Data entries for graphics:
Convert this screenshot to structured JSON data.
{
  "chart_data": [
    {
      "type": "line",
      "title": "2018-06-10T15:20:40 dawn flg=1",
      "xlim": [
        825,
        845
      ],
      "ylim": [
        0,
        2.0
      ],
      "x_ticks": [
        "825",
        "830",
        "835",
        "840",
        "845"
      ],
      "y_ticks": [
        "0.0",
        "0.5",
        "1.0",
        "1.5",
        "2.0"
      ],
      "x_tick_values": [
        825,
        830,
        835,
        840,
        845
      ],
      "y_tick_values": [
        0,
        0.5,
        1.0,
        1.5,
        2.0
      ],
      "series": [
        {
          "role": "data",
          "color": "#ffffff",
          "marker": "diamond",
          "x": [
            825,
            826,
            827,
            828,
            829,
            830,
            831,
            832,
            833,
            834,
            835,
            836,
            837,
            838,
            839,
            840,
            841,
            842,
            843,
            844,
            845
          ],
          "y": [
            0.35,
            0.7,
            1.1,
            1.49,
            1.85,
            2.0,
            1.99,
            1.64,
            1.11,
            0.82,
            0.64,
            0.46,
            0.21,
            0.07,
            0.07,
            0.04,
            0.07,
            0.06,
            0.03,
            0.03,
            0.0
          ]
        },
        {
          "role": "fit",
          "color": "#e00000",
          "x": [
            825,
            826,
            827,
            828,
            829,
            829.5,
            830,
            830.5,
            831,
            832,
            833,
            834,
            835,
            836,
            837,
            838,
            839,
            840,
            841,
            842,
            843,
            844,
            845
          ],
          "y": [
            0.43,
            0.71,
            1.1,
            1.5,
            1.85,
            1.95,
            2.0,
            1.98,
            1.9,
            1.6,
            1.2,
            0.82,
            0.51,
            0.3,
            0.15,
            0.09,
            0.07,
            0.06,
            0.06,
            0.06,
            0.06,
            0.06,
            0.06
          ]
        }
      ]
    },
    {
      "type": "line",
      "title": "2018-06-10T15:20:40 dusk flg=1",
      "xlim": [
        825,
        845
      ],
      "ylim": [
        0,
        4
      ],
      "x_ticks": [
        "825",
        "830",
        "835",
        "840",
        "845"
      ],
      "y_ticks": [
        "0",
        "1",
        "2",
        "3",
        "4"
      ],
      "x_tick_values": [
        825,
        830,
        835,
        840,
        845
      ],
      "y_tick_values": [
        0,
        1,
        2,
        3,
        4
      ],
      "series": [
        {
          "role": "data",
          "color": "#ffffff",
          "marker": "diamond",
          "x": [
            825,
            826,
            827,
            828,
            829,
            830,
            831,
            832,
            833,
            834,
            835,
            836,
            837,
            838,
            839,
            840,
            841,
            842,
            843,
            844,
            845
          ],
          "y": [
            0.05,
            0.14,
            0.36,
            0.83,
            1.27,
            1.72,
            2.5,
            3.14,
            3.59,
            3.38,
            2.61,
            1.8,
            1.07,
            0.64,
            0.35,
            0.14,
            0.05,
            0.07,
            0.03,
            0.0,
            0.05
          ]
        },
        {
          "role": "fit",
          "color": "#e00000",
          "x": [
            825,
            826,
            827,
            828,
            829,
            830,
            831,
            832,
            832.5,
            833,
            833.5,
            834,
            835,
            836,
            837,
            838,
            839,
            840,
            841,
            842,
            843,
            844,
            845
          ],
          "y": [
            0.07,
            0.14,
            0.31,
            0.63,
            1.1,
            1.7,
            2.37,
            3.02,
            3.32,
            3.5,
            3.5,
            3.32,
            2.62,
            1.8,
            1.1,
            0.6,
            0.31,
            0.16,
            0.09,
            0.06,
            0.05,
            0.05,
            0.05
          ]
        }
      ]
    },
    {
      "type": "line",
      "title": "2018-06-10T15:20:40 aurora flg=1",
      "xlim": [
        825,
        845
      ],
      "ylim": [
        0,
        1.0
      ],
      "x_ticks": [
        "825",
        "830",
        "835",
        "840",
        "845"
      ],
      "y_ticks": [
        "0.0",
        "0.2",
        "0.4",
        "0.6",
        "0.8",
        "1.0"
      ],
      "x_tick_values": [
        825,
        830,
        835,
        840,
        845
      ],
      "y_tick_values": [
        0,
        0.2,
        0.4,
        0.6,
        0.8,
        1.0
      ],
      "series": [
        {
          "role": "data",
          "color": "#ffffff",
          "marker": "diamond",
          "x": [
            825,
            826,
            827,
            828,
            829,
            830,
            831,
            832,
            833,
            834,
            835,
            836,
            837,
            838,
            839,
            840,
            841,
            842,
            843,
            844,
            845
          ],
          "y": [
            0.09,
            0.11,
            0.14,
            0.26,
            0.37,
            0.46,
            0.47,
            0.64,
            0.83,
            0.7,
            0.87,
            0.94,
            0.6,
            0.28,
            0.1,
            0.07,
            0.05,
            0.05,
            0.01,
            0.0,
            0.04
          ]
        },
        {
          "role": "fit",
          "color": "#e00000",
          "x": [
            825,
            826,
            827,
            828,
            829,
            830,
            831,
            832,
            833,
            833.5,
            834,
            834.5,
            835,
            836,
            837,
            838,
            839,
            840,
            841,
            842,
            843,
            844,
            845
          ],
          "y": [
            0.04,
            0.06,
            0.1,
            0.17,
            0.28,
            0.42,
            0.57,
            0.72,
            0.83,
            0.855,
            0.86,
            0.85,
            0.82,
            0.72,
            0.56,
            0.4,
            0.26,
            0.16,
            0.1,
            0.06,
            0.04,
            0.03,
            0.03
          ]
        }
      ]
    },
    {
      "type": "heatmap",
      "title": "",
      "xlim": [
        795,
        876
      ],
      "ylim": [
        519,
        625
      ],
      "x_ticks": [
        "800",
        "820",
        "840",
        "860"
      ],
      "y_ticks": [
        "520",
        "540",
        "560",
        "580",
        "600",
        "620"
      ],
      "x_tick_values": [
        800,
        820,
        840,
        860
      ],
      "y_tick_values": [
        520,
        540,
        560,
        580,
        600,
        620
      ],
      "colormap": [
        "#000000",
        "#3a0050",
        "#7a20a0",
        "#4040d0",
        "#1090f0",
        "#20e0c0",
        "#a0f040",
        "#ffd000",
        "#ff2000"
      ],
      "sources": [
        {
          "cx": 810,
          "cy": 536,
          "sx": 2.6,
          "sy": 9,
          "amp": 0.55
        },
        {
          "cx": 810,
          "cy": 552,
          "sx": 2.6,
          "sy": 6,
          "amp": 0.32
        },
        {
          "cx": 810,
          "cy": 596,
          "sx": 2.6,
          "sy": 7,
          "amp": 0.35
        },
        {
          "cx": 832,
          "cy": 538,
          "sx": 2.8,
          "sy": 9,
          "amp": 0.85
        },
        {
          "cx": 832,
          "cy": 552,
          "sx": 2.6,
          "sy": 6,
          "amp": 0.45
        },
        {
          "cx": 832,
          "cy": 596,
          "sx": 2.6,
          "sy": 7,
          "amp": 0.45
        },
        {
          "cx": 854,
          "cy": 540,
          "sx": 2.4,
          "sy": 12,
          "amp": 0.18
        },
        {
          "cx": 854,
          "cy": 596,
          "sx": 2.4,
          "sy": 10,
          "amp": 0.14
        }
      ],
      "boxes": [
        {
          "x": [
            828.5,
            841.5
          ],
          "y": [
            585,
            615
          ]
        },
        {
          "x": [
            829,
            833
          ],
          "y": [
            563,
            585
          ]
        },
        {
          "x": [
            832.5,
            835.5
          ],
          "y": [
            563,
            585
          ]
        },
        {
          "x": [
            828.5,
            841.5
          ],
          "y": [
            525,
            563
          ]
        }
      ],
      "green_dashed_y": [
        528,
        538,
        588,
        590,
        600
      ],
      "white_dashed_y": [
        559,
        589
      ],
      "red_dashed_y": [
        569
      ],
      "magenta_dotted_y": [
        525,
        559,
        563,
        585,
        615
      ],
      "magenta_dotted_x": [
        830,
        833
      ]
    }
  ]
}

Problem requirements
Gather up every line in the data above that contains the word "title", copying each one.

Exercise response
      "title": "2018-06-10T15:20:40 dawn flg=1",
      "title": "2018-06-10T15:20:40 dusk flg=1",
      "title": "2018-06-10T15:20:40 aurora flg=1",
      "title": "",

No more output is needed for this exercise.